### Given entries ###

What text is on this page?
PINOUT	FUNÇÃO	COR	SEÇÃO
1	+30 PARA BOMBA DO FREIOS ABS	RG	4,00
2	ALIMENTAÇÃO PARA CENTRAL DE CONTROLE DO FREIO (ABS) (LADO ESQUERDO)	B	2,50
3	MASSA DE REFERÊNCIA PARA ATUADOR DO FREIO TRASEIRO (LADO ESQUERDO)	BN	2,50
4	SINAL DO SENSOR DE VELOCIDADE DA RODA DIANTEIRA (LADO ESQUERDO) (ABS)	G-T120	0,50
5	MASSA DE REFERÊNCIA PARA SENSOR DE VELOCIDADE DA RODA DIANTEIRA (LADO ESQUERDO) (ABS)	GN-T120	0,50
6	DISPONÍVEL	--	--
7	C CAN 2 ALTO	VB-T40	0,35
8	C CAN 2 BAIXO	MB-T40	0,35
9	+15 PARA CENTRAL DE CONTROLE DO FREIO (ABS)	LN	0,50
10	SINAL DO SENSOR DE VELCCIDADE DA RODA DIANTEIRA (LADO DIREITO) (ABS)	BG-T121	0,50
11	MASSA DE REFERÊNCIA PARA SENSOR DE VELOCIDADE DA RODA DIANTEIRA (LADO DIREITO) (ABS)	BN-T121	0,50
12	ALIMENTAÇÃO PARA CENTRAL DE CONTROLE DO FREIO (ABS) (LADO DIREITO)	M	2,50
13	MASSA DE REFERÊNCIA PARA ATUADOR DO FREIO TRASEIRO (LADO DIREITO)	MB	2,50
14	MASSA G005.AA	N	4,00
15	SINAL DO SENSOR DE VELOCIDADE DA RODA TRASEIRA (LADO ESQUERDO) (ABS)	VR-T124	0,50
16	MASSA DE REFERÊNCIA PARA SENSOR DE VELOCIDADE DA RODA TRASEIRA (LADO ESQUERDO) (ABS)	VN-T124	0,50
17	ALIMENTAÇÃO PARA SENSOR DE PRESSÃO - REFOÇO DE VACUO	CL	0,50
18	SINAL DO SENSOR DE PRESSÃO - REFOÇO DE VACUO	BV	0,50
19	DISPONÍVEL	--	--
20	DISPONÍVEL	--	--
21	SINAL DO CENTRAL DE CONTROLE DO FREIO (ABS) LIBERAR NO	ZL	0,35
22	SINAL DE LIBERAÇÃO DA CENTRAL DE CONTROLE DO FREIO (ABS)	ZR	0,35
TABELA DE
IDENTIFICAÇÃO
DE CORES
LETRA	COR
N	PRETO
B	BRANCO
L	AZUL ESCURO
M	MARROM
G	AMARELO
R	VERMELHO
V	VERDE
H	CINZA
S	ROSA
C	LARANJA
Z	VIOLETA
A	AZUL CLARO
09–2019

###

(Written exercise) Filter the records for lines holding the string "SINAL". Copy each one.

(Expected output)
4	SINAL DO SENSOR DE VELOCIDADE DA RODA DIANTEIRA (LADO ESQUERDO) (ABS)	G-T120	0,50
10	SINAL DO SENSOR DE VELCCIDADE DA RODA DIANTEIRA (LADO DIREITO) (ABS)	BG-T121	0,50
15	SINAL DO SENSOR DE VELOCIDADE DA RODA TRASEIRA (LADO ESQUERDO) (ABS)	VR-T124	0,50
18	SINAL DO SENSOR DE PRESSÃO - REFOÇO DE VACUO	BV	0,50
21	SINAL DO CENTRAL DE CONTROLE DO FREIO (ABS) LIBERAR NO	ZL	0,35
22	SINAL DE LIBERAÇÃO DA CENTRAL DE CONTROLE DO FREIO (ABS)	ZR	0,35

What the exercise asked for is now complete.